- **DIRECTION**: Scan the material for the word "Köstler", and copy each line where it shows up.

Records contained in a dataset
##############################
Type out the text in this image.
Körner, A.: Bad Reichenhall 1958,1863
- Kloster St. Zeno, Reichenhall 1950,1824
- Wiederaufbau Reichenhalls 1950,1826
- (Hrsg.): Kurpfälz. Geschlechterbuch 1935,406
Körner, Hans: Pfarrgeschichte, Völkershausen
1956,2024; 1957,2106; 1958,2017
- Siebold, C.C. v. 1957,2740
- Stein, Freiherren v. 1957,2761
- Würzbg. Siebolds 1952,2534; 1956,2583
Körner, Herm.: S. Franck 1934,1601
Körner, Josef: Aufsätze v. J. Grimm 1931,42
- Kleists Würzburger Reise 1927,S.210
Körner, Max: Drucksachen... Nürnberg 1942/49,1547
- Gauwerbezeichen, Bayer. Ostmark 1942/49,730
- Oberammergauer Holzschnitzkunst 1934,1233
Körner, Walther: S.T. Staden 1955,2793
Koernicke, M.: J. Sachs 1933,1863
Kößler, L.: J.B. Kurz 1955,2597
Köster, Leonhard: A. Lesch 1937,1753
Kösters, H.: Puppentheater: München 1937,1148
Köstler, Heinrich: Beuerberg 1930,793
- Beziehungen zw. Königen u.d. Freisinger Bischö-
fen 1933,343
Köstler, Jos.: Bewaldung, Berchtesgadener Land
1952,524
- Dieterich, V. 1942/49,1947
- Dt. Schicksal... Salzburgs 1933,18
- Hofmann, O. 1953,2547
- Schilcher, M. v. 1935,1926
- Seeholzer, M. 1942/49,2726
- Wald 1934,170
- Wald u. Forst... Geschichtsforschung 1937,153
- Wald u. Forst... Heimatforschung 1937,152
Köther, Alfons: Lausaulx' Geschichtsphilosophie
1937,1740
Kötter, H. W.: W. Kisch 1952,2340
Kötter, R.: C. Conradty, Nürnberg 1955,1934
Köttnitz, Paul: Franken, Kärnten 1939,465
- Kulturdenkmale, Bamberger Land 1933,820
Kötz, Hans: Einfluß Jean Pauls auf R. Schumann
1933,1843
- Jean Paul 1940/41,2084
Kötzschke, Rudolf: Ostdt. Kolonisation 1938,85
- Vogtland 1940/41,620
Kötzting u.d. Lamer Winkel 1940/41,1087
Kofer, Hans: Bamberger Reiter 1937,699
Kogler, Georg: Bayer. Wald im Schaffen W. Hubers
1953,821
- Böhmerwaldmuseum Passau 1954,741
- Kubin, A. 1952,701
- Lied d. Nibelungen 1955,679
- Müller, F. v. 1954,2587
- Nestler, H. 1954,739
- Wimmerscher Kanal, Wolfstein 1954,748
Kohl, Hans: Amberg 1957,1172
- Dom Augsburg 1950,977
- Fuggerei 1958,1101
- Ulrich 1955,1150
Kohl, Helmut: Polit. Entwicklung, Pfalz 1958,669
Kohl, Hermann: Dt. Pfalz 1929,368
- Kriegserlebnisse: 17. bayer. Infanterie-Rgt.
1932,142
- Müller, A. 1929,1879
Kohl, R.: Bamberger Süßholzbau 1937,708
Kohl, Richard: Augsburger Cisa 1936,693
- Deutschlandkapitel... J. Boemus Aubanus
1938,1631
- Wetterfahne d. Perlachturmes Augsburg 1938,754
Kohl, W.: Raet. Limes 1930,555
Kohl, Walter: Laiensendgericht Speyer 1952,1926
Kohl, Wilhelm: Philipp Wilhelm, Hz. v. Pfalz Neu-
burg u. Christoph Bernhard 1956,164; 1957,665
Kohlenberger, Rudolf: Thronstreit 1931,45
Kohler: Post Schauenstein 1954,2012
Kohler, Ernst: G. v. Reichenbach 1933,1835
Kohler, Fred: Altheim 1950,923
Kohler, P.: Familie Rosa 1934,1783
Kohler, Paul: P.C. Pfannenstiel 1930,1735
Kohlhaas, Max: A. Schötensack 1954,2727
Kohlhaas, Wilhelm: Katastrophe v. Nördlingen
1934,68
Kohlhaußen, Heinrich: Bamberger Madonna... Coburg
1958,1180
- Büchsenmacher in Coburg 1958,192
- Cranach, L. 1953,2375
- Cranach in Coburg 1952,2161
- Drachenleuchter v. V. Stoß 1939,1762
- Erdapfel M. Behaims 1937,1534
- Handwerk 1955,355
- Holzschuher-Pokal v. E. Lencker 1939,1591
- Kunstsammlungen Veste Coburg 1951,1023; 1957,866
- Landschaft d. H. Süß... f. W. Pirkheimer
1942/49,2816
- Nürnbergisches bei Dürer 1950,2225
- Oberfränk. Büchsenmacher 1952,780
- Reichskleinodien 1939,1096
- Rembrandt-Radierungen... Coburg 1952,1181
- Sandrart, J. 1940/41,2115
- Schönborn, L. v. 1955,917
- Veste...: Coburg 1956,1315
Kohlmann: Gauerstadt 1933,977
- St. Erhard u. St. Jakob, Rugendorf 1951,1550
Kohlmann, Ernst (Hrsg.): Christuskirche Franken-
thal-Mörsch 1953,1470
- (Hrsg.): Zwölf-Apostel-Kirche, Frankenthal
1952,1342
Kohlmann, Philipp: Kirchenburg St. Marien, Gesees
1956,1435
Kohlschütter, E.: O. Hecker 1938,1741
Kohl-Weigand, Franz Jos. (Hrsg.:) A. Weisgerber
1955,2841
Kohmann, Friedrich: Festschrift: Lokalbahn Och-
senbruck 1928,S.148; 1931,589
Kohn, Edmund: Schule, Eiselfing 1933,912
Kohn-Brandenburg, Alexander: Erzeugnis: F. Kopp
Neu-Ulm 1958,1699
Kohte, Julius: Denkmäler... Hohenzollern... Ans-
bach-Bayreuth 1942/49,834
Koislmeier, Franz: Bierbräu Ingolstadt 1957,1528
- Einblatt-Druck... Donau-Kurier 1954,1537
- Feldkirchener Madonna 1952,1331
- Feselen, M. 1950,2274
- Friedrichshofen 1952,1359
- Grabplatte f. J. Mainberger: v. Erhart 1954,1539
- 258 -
##############################
- **TASK RESULT**:
Köstler, Heinrich: Beuerberg 1930,793
Köstler, Jos.: Bewaldung, Berchtesgadener Land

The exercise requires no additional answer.